— BEGIN —
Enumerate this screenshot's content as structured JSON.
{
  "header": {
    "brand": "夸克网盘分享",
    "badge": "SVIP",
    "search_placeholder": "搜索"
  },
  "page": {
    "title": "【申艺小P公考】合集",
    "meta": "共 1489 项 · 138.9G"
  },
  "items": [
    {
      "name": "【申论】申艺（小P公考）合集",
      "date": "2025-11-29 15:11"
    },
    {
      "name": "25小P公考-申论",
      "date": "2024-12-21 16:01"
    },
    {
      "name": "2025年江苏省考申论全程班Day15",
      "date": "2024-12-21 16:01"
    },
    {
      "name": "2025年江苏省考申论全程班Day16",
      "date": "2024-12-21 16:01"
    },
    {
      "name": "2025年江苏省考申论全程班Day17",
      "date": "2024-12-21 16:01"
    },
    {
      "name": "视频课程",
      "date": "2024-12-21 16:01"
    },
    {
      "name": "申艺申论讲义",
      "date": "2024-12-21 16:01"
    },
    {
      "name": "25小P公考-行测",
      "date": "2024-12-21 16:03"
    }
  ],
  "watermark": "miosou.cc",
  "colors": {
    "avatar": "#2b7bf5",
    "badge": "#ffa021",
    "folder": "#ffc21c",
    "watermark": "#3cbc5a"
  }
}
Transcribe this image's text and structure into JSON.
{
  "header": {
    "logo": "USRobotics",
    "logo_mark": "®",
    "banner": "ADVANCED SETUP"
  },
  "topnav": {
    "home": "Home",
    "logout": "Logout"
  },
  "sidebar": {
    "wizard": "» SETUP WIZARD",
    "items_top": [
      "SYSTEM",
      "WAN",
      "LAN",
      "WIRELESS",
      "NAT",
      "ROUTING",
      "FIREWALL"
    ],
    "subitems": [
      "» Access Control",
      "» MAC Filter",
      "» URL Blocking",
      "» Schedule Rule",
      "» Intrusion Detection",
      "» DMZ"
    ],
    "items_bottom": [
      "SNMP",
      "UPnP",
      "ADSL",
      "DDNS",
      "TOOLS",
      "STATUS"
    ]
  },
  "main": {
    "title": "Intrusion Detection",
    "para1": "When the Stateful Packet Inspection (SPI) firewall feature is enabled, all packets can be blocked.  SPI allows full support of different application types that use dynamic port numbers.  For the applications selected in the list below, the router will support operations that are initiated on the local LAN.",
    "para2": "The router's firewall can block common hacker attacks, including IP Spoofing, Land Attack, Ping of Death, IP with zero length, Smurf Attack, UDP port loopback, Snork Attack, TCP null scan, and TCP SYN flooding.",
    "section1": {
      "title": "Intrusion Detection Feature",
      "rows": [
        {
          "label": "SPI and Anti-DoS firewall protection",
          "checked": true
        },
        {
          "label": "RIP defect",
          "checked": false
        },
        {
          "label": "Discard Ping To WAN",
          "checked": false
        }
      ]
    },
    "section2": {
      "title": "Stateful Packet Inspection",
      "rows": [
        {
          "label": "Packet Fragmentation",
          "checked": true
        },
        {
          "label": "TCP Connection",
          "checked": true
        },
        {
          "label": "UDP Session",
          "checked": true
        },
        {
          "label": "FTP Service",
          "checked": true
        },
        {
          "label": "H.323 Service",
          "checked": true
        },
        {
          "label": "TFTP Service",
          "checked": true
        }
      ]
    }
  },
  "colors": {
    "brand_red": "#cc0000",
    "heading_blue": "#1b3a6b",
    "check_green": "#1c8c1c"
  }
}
— END —
● **REQUIRED WORK**
Each record above must be given again exactly.

● **TASK SOLUTION**
Enumerate this screenshot's content as structured JSON.
{
  "header": {
    "brand": "夸克网盘分享",
    "badge": "SVIP",
    "search_placeholder": "搜索"
  },
  "page": {
    "title": "【申艺小P公考】合集",
    "meta": "共 1489 项 · 138.9G"
  },
  "items": [
    {
      "name": "【申论】申艺（小P公考）合集",
      "date": "2025-11-29 15:11"
    },
    {
      "name": "25小P公考-申论",
      "date": "2024-12-21 16:01"
    },
    {
      "name": "2025年江苏省考申论全程班Day15",
      "date": "2024-12-21 16:01"
    },
    {
      "name": "2025年江苏省考申论全程班Day16",
      "date": "2024-12-21 16:01"
    },
    {
      "name": "2025年江苏省考申论全程班Day17",
      "date": "2024-12-21 16:01"
    },
    {
      "name": "视频课程",
      "date": "2024-12-21 16:01"
    },
    {
      "name": "申艺申论讲义",
      "date": "2024-12-21 16:01"
    },
    {
      "name": "25小P公考-行测",
      "date": "2024-12-21 16:03"
    }
  ],
  "watermark": "miosou.cc",
  "colors": {
    "avatar": "#2b7bf5",
    "badge": "#ffa021",
    "folder": "#ffc21c",
    "watermark": "#3cbc5a"
  }
}
Transcribe this image's text and structure into JSON.
{
  "header": {
    "logo": "USRobotics",
    "logo_mark": "®",
    "banner": "ADVANCED SETUP"
  },
  "topnav": {
    "home": "Home",
    "logout": "Logout"
  },
  "sidebar": {
    "wizard": "» SETUP WIZARD",
    "items_top": [
      "SYSTEM",
      "WAN",
      "LAN",
      "WIRELESS",
      "NAT",
      "ROUTING",
      "FIREWALL"
    ],
    "subitems": [
      "» Access Control",
      "» MAC Filter",
      "» URL Blocking",
      "» Schedule Rule",
      "» Intrusion Detection",
      "» DMZ"
    ],
    "items_bottom": [
      "SNMP",
      "UPnP",
      "ADSL",
      "DDNS",
      "TOOLS",
      "STATUS"
    ]
  },
  "main": {
    "title": "Intrusion Detection",
    "para1": "When the Stateful Packet Inspection (SPI) firewall feature is enabled, all packets can be blocked.  SPI allows full support of different application types that use dynamic port numbers.  For the applications selected in the list below, the router will support operations that are initiated on the local LAN.",
    "para2": "The router's firewall can block common hacker attacks, including IP Spoofing, Land Attack, Ping of Death, IP with zero length, Smurf Attack, UDP port loopback, Snork Attack, TCP null scan, and TCP SYN flooding.",
    "section1": {
      "title": "Intrusion Detection Feature",
      "rows": [
        {
          "label": "SPI and Anti-DoS firewall protection",
          "checked": true
        },
        {
          "label": "RIP defect",
          "checked": false
        },
        {
          "label": "Discard Ping To WAN",
          "checked": false
        }
      ]
    },
    "section2": {
      "title": "Stateful Packet Inspection",
      "rows": [
        {
          "label": "Packet Fragmentation",
          "checked": true
        },
        {
          "label": "TCP Connection",
          "checked": true
        },
        {
          "label": "UDP Session",
          "checked": true
        },
        {
          "label": "FTP Service",
          "checked": true
        },
        {
          "label": "H.323 Service",
          "checked": true
        },
        {
          "label": "TFTP Service",
          "checked": true
        }
      ]
    }
  },
  "colors": {
    "brand_red": "#cc0000",
    "heading_blue": "#1b3a6b",
    "check_green": "#1c8c1c"
  }
}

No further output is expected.